- _Instructions for the task_
How many lines of the records hold the string "Output"? Reply with the number alone.

Stored data
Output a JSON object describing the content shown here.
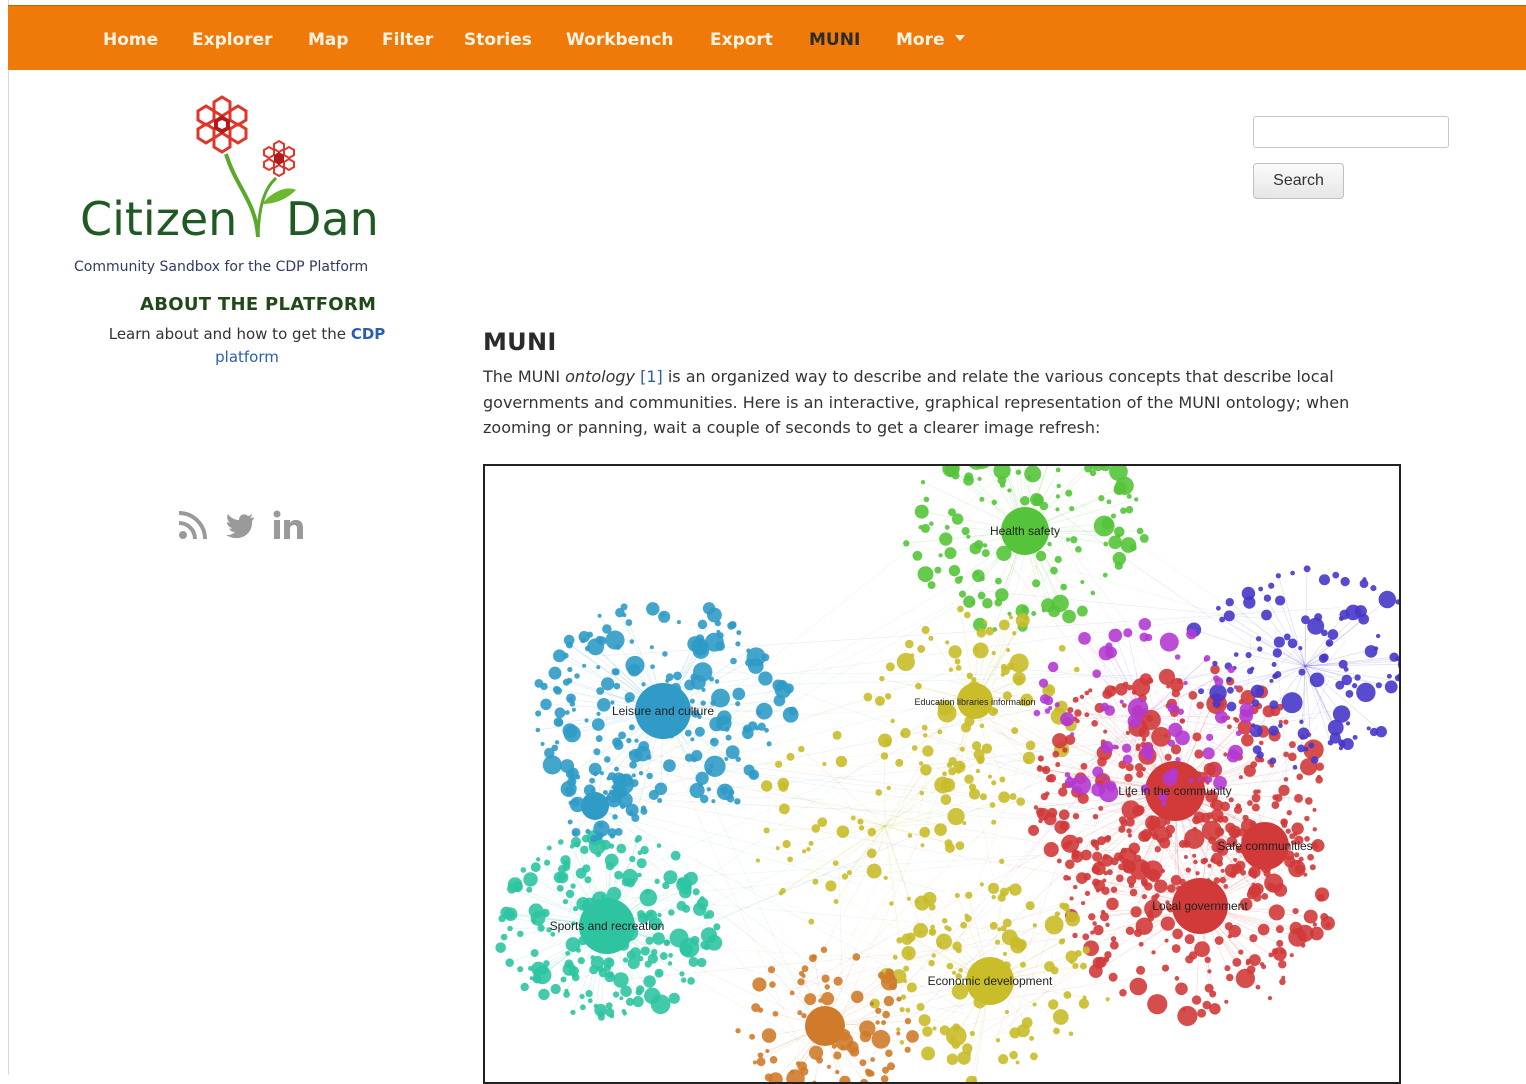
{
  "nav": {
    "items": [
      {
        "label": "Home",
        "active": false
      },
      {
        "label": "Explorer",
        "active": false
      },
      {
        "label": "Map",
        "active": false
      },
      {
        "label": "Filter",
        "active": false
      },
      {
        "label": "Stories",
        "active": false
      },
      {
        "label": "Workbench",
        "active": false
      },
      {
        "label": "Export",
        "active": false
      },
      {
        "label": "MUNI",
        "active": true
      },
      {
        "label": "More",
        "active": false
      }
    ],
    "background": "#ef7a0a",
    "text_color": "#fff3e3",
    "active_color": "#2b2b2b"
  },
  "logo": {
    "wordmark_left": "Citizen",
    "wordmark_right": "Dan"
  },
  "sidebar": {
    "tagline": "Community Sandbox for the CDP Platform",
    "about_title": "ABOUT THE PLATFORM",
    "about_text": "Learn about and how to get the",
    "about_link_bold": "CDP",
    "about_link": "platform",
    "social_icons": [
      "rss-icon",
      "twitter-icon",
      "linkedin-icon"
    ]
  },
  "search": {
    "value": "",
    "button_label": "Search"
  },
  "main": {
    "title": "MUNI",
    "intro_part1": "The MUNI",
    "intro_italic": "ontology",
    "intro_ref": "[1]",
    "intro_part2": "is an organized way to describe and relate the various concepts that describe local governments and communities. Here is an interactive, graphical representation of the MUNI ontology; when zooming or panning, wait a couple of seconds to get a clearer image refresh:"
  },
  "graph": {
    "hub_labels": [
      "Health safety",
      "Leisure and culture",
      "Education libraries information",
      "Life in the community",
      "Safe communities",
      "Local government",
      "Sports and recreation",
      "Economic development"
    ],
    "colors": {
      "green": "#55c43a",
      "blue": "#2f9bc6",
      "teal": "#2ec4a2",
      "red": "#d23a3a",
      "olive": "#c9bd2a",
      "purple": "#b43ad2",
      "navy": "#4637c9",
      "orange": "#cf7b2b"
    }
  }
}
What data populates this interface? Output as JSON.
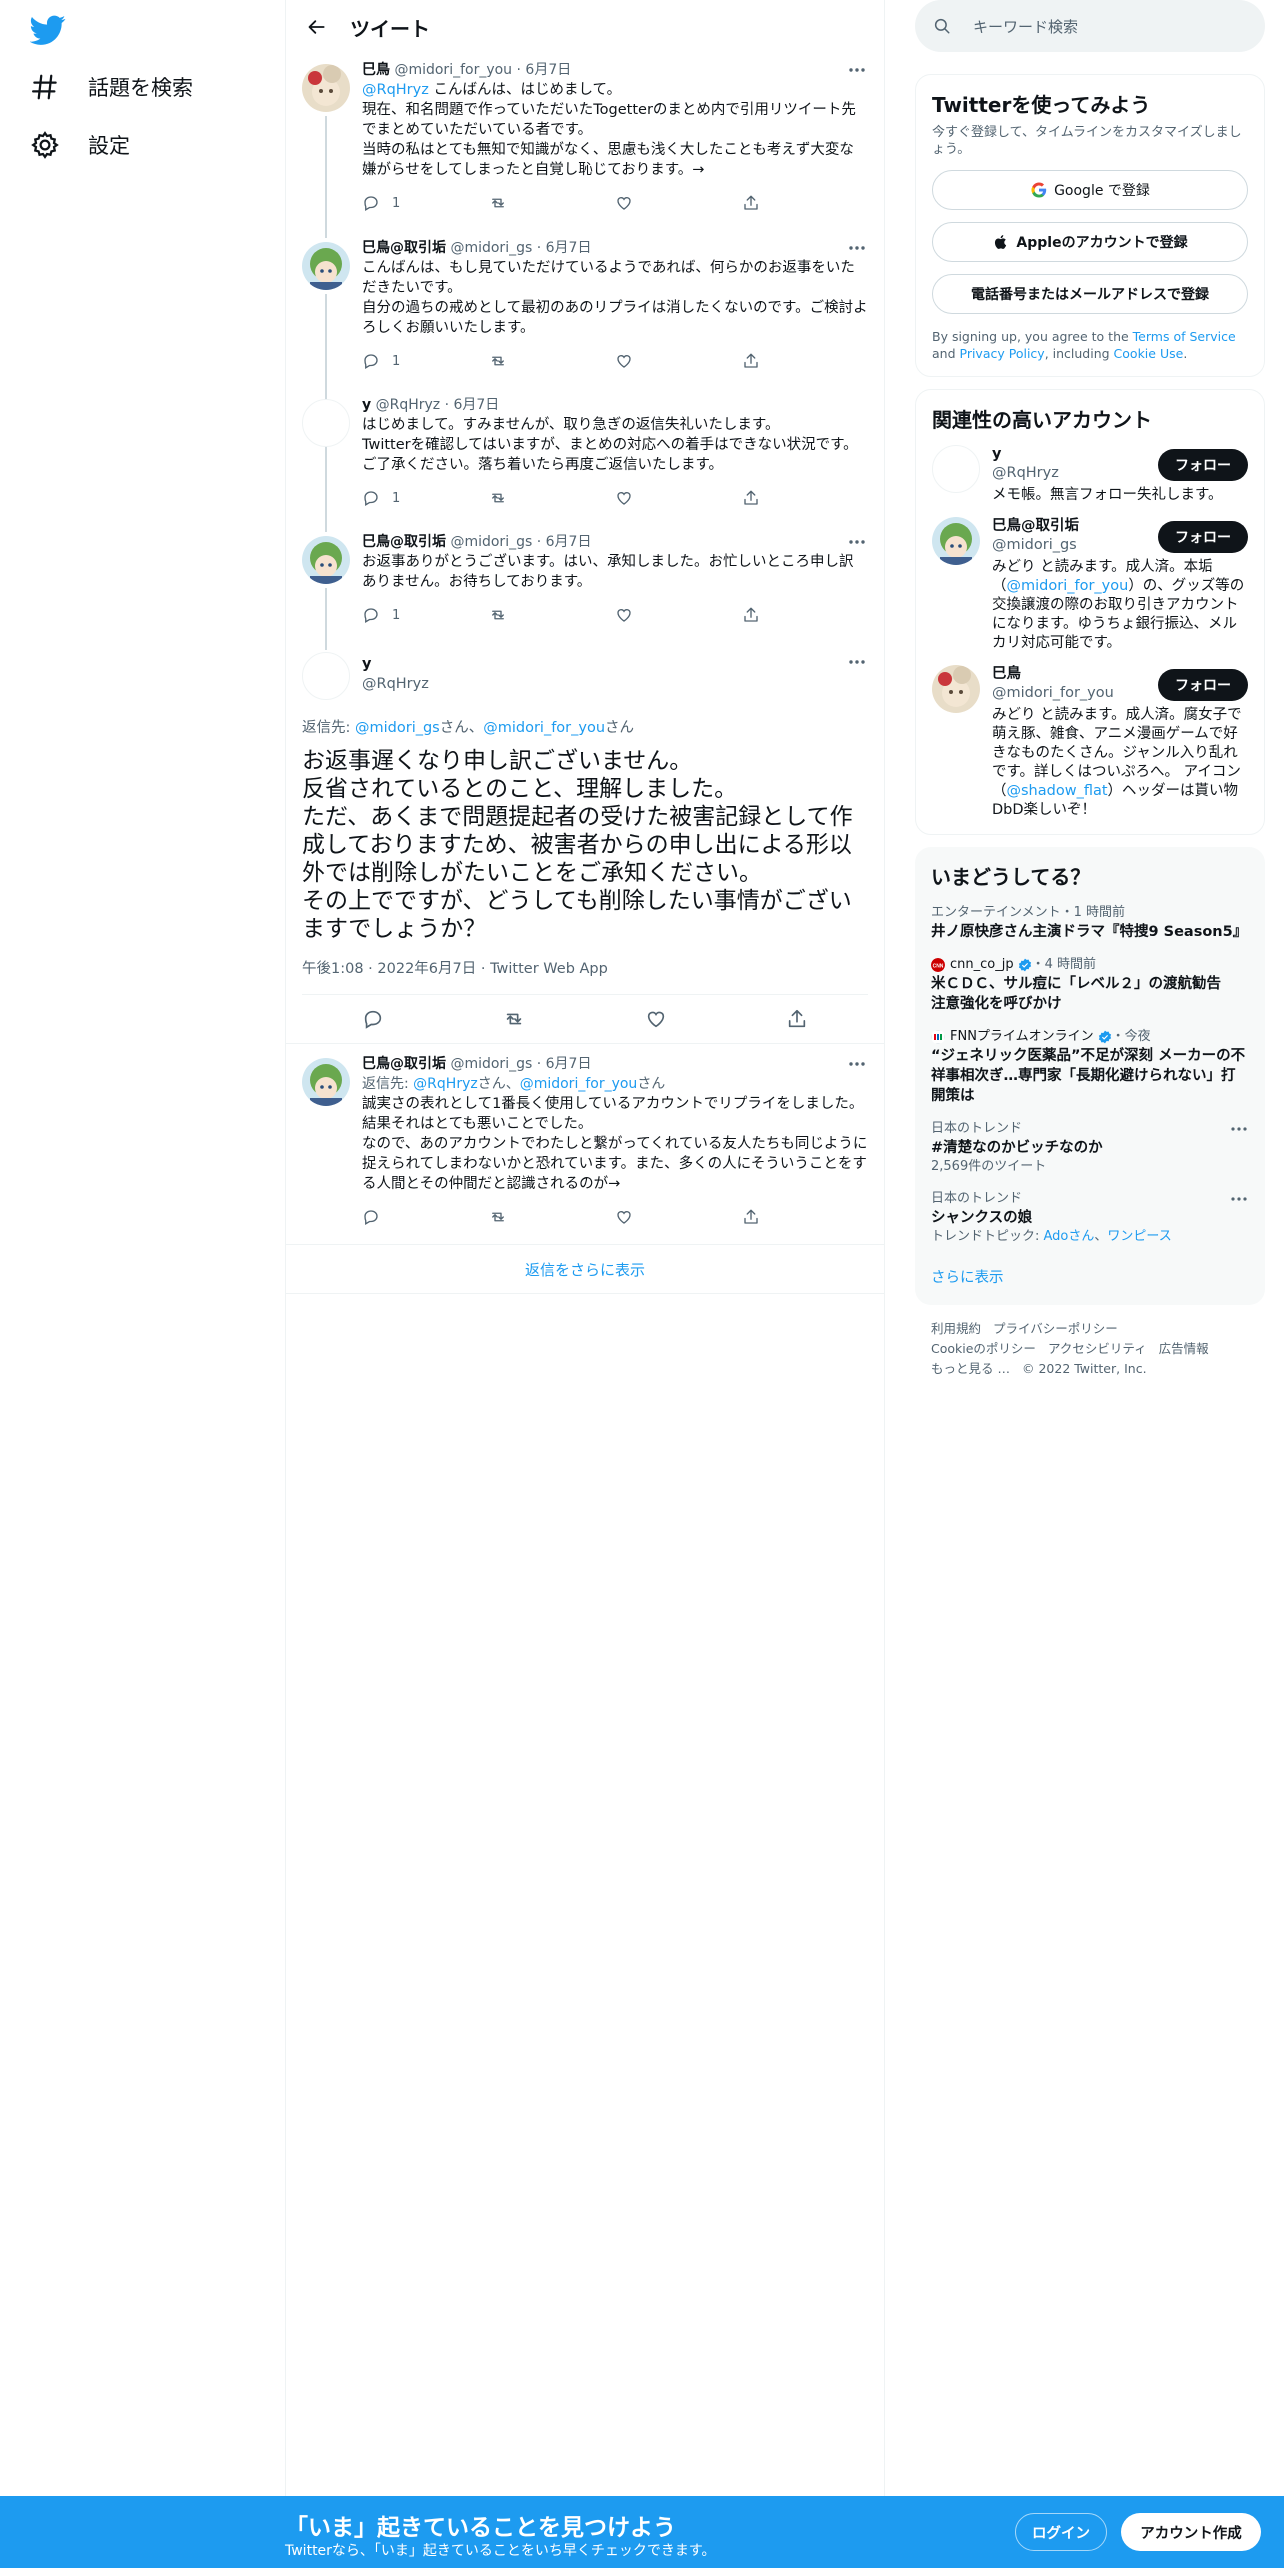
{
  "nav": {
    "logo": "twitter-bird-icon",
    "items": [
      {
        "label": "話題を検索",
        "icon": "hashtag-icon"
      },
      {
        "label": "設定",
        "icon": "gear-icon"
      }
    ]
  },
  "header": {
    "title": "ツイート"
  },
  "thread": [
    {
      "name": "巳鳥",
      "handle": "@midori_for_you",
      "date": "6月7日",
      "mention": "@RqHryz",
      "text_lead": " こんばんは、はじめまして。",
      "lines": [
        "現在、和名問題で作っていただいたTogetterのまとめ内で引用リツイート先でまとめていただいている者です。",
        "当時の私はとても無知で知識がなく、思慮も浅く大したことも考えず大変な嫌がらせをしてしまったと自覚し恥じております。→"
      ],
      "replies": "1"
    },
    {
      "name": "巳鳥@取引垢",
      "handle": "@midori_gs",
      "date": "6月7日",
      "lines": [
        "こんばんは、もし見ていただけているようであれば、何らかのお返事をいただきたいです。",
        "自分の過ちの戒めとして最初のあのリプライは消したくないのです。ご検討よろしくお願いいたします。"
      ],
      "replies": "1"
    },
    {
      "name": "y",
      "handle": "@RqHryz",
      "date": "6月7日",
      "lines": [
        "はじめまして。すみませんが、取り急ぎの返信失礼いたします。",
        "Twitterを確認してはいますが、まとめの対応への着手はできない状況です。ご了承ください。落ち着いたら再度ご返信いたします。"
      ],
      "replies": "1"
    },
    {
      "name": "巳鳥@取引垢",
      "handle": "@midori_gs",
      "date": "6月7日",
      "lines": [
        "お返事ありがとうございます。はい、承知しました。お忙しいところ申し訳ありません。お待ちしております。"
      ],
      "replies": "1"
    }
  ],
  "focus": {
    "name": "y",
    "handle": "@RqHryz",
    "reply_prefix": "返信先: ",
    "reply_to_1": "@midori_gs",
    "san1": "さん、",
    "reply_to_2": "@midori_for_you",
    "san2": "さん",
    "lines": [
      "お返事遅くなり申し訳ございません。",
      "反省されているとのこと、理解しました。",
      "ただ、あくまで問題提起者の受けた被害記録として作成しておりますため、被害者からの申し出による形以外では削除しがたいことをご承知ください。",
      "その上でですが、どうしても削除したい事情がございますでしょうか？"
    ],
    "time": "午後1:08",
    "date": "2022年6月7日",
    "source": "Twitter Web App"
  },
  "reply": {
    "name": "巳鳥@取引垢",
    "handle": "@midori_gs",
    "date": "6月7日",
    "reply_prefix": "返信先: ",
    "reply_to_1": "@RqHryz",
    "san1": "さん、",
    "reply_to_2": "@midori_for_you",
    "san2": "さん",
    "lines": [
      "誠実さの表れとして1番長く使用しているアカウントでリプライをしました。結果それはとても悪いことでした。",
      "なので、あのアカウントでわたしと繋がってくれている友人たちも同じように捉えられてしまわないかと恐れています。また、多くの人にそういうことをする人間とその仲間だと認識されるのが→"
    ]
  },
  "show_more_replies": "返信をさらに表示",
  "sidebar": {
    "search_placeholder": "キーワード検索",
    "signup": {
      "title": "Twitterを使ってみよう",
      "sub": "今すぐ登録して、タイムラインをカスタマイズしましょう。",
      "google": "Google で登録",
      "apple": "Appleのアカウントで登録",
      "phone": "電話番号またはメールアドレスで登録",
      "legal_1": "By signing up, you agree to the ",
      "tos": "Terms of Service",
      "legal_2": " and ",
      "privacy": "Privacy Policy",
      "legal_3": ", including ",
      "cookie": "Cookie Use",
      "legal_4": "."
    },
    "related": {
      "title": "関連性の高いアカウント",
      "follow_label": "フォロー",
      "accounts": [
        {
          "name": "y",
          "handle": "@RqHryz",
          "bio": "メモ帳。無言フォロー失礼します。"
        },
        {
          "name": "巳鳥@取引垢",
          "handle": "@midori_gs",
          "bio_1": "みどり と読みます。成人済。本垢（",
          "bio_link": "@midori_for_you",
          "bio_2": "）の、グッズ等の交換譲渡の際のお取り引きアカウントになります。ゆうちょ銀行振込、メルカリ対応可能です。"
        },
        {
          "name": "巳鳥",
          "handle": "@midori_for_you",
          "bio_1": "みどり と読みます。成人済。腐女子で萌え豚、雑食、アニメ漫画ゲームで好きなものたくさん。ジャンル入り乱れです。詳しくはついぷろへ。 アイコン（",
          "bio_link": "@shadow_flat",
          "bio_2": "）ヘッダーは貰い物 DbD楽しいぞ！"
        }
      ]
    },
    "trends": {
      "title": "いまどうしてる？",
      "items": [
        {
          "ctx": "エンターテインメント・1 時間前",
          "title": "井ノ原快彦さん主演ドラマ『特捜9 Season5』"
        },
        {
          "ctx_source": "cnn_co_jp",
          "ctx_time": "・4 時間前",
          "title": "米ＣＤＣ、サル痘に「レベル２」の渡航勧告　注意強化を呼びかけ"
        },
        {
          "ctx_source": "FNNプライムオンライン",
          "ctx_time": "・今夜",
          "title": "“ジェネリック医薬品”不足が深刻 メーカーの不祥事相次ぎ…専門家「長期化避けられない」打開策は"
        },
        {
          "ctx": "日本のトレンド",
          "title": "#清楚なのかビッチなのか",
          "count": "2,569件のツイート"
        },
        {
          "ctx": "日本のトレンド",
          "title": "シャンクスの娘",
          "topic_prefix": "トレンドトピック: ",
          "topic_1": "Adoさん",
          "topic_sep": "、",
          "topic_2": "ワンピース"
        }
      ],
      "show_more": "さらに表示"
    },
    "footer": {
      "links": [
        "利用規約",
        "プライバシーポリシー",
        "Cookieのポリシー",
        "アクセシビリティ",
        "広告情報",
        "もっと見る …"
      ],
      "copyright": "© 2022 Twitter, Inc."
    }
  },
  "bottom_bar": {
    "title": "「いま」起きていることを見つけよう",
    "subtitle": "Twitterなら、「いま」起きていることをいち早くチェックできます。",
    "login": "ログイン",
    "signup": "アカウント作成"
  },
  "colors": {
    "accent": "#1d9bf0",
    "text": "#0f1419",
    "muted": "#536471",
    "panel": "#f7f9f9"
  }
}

- _Solution_
2